Produce an exact copy of all the data below, dropping every image.
----
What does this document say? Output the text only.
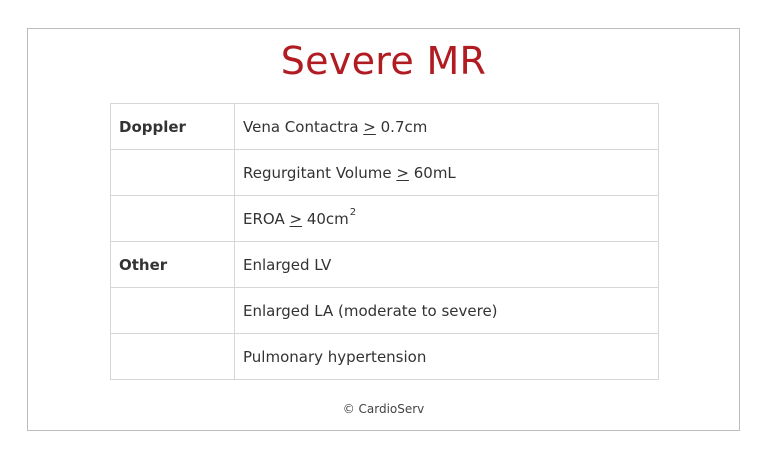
Severe MR
Doppler	Vena Contactra ≥ 0.7cm
	Regurgitant Volume ≥ 60mL
	EROA ≥ $40cm^2$
Other	Enlarged LV
	Enlarged LA (moderate to severe)
	Pulmonary hypertension
© CardioServ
----
-- Exercise solution --
What does this document say? Output the text only.
Severe MR
Doppler	Vena Contactra ≥ 0.7cm
	Regurgitant Volume ≥ 60mL
	EROA ≥ $40cm^2$
Other	Enlarged LV
	Enlarged LA (moderate to severe)
	Pulmonary hypertension
© CardioServ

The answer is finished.